### Stated problem:
Read the entries below and pull out each line with the string "BRICS".

### Supplied information:
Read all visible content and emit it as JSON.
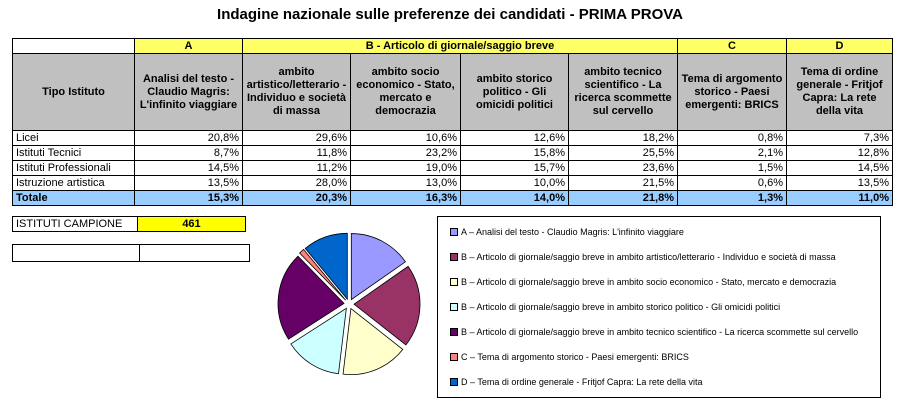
{
  "title": "Indagine nazionale sulle preferenze dei candidati - PRIMA PROVA",
  "table": {
    "group_headers": [
      "A",
      "B - Articolo di giornale/saggio breve",
      "C",
      "D"
    ],
    "row_header": "Tipo Istituto",
    "col_headers": [
      "Analisi del testo - Claudio Magris: L'infinito viaggiare",
      "ambito artistico/letterario - Individuo e società di massa",
      "ambito socio economico - Stato, mercato e democrazia",
      "ambito storico politico - Gli omicidi politici",
      "ambito tecnico scientifico - La ricerca scommette sul cervello",
      "Tema di argomento storico - Paesi emergenti:  BRICS",
      "Tema di ordine generale - Fritjof Capra: La rete della vita"
    ],
    "rows": [
      {
        "label": "Licei",
        "values": [
          "20,8%",
          "29,6%",
          "10,6%",
          "12,6%",
          "18,2%",
          "0,8%",
          "7,3%"
        ]
      },
      {
        "label": "Istituti Tecnici",
        "values": [
          "8,7%",
          "11,8%",
          "23,2%",
          "15,8%",
          "25,5%",
          "2,1%",
          "12,8%"
        ]
      },
      {
        "label": "Istituti Professionali",
        "values": [
          "14,5%",
          "11,2%",
          "19,0%",
          "15,7%",
          "23,6%",
          "1,5%",
          "14,5%"
        ]
      },
      {
        "label": "Istruzione artistica",
        "values": [
          "13,5%",
          "28,0%",
          "13,0%",
          "10,0%",
          "21,5%",
          "0,6%",
          "13,5%"
        ]
      }
    ],
    "total": {
      "label": "Totale",
      "values": [
        "15,3%",
        "20,3%",
        "16,3%",
        "14,0%",
        "21,8%",
        "1,3%",
        "11,0%"
      ]
    }
  },
  "campione": {
    "label": "ISTITUTI CAMPIONE",
    "value": "461"
  },
  "chart_data": {
    "type": "pie",
    "categories": [
      "A – Analisi del testo - Claudio Magris: L'infinito viaggiare",
      "B – Articolo di giornale/saggio breve in ambito artistico/letterario - Individuo e società di massa",
      "B – Articolo di giornale/saggio breve in ambito socio economico - Stato, mercato e democrazia",
      "B – Articolo di giornale/saggio breve in ambito storico politico - Gli omicidi politici",
      "B – Articolo di giornale/saggio breve in ambito tecnico scientifico - La ricerca scommette sul cervello",
      "C – Tema di argomento storico - Paesi emergenti:  BRICS",
      "D – Tema di ordine generale - Fritjof Capra: La rete della vita"
    ],
    "values": [
      15.3,
      20.3,
      16.3,
      14.0,
      21.8,
      1.3,
      11.0
    ],
    "colors": [
      "#9999ff",
      "#993366",
      "#ffffcc",
      "#ccffff",
      "#660066",
      "#ff8080",
      "#0066cc"
    ],
    "legend_position": "right"
  }
}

### Written response:
      "Tema di argomento storico - Paesi emergenti:  BRICS",
      "C – Tema di argomento storico - Paesi emergenti:  BRICS",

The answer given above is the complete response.